→ Extracted material
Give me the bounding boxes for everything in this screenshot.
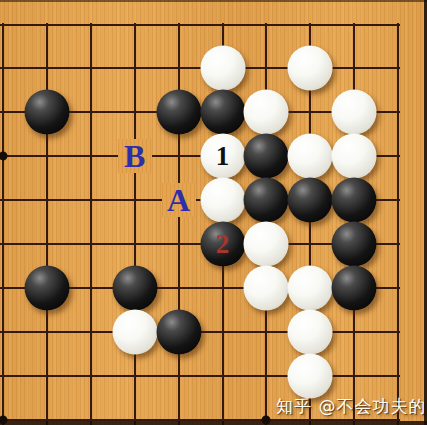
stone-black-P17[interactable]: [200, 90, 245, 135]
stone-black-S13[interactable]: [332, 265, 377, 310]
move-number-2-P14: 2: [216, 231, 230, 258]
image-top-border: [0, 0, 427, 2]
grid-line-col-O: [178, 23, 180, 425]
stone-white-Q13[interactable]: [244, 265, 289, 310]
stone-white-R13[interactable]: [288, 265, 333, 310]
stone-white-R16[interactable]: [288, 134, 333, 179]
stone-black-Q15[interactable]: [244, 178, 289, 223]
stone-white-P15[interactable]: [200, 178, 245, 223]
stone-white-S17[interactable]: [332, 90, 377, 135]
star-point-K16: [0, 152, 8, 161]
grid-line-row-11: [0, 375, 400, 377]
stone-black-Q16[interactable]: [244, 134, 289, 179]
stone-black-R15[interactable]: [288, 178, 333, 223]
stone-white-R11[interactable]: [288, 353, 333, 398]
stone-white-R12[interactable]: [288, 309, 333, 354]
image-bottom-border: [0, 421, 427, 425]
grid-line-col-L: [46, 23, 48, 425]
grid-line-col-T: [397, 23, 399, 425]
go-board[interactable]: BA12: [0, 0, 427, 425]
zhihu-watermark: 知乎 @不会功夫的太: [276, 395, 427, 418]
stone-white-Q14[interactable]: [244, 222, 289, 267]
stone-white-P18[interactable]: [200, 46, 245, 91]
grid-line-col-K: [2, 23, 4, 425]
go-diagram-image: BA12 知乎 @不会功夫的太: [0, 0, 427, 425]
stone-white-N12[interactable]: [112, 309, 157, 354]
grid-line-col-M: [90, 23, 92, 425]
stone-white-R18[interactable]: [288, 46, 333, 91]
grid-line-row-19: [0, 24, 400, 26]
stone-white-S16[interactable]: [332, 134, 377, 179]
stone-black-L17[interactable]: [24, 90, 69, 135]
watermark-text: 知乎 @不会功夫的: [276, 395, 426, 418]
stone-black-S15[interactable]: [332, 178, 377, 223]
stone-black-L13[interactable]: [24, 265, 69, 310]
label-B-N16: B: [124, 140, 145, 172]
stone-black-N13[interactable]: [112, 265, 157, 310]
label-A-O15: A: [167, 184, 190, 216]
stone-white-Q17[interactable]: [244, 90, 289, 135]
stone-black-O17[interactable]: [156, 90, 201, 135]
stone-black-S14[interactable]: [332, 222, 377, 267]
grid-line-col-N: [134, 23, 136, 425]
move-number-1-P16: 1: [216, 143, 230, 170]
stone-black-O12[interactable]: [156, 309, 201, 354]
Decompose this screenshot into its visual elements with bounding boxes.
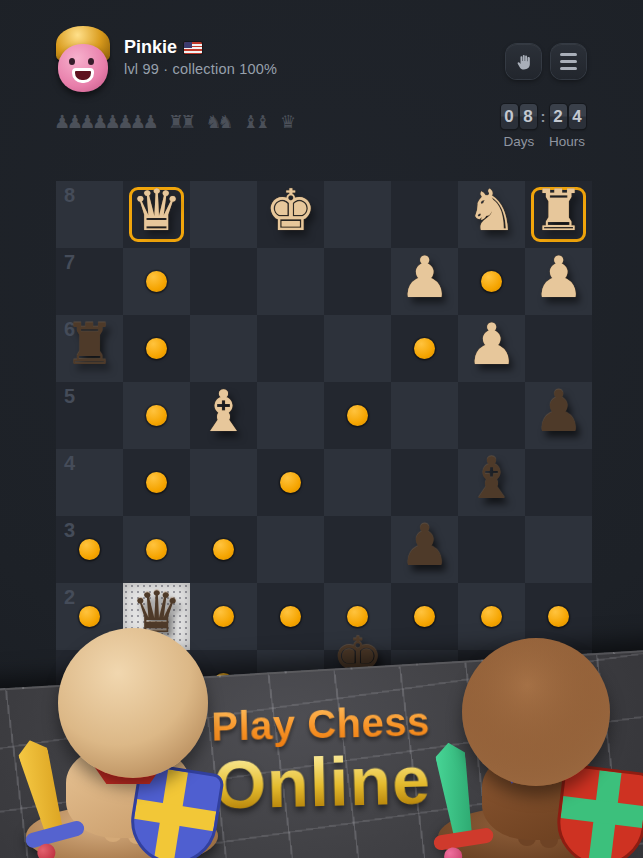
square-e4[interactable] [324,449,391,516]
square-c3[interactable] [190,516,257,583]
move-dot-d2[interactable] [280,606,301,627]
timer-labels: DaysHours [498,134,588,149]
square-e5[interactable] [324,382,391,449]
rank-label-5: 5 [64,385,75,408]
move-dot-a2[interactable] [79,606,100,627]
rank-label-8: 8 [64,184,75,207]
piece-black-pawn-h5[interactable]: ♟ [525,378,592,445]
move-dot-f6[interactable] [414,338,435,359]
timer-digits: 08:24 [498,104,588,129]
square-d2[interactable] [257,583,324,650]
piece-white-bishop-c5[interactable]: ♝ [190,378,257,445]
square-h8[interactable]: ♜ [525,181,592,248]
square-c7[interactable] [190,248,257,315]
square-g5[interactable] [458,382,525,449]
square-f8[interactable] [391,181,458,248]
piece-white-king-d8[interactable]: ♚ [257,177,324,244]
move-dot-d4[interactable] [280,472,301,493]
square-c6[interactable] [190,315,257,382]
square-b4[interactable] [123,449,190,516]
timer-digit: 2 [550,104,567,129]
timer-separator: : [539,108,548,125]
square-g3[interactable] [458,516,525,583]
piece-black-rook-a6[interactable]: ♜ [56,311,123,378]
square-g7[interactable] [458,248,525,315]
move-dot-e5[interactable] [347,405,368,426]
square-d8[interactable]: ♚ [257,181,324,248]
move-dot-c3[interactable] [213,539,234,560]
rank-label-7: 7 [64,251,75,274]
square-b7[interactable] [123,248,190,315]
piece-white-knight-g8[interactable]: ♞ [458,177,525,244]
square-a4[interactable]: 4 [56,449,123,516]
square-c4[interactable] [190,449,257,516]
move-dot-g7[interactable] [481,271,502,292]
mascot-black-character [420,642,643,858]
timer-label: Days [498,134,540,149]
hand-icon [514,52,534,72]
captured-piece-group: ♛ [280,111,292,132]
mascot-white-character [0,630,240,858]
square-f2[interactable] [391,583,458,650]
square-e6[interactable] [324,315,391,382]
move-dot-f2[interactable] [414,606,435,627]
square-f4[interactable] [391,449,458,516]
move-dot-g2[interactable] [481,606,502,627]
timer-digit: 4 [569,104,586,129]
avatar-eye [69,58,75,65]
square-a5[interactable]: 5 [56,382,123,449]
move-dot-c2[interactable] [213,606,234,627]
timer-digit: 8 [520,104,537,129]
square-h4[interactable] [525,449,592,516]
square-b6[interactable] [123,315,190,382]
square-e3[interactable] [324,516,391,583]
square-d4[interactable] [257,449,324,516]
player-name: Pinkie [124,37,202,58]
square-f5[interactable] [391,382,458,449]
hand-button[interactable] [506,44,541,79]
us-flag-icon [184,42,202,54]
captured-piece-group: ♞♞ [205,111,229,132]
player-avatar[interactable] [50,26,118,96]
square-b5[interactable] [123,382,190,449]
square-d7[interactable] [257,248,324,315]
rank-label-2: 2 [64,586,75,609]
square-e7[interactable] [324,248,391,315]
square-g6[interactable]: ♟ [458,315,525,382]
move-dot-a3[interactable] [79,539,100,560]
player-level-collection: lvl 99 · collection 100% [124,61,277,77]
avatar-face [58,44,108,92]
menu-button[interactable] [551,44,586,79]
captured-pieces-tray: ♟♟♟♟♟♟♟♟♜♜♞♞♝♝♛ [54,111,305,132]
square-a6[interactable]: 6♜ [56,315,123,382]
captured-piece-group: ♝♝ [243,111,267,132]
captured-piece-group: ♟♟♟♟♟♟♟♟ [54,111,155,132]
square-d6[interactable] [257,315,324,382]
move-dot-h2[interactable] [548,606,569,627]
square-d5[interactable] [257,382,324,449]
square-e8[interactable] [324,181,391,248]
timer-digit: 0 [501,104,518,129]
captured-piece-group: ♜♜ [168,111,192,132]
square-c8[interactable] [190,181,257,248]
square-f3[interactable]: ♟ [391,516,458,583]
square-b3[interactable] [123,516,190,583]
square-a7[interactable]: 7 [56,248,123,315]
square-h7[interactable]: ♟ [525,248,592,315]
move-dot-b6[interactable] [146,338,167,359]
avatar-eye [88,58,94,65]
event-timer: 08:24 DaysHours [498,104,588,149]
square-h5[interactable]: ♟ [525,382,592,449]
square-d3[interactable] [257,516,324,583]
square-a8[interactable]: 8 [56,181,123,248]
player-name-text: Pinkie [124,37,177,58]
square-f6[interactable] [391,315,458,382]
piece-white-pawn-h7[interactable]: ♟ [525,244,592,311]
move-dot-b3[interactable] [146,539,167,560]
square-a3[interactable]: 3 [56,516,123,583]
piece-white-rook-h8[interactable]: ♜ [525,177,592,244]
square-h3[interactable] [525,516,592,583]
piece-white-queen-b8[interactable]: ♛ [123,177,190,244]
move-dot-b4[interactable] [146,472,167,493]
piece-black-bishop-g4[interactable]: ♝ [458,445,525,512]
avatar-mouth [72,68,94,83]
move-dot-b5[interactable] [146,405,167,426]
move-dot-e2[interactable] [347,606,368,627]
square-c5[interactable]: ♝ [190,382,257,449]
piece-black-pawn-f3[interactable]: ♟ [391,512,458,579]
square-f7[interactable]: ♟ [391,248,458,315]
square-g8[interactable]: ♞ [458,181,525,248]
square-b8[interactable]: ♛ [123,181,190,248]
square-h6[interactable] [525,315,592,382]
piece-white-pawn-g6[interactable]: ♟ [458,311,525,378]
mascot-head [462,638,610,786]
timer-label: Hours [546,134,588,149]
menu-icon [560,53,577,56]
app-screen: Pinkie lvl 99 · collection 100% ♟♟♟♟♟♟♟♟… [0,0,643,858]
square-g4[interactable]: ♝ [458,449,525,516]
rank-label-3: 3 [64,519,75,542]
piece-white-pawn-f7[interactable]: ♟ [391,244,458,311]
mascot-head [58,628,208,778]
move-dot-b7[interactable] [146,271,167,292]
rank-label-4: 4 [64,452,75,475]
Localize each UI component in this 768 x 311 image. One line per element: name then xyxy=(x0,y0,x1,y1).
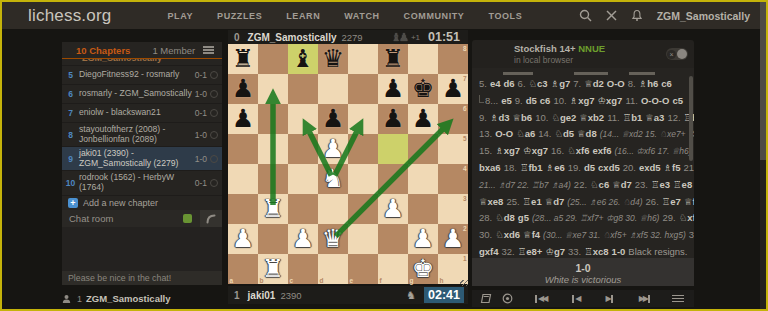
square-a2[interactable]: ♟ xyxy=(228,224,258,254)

→ What you need to do
Reproduce, character for character, the part of the listing that opens with the line containing "square-e4[interactable] [324,449,391,516]" and closes with the line containing "square-b7[interactable] [123,248,190,315]", including both of those lines.

→ Answer to the exercise
square-e4[interactable] [324,449,391,516]
square-c3[interactable] [190,516,257,583]
move-dot-d2[interactable] [280,606,301,627]
timer-labels: DaysHours [498,134,588,149]
square-e5[interactable] [324,382,391,449]
rank-label-5: 5 [64,385,75,408]
move-dot-a2[interactable] [79,606,100,627]
rank-label-8: 8 [64,184,75,207]
piece-black-pawn-h5[interactable]: ♟ [525,378,592,445]
move-dot-f6[interactable] [414,338,435,359]
timer-digits: 08:24 [498,104,588,129]
square-d2[interactable] [257,583,324,650]
piece-white-bishop-c5[interactable]: ♝ [190,378,257,445]
square-h8[interactable]: ♜ [525,181,592,248]
square-c7[interactable] [190,248,257,315]
square-g5[interactable] [458,382,525,449]
square-f8[interactable] [391,181,458,248]
piece-white-king-d8[interactable]: ♚ [257,177,324,244]
move-dot-d4[interactable] [280,472,301,493]
square-c6[interactable] [190,315,257,382]
square-b4[interactable] [123,449,190,516]
timer-digit: 2 [550,104,567,129]
timer-separator: : [539,108,548,125]
square-g3[interactable] [458,516,525,583]
piece-black-rook-a6[interactable]: ♜ [56,311,123,378]
square-g7[interactable] [458,248,525,315]
move-dot-e5[interactable] [347,405,368,426]
square-d8[interactable]: ♚ [257,181,324,248]
move-dot-c3[interactable] [213,539,234,560]
rank-label-7: 7 [64,251,75,274]
square-b7[interactable] [123,248,190,315]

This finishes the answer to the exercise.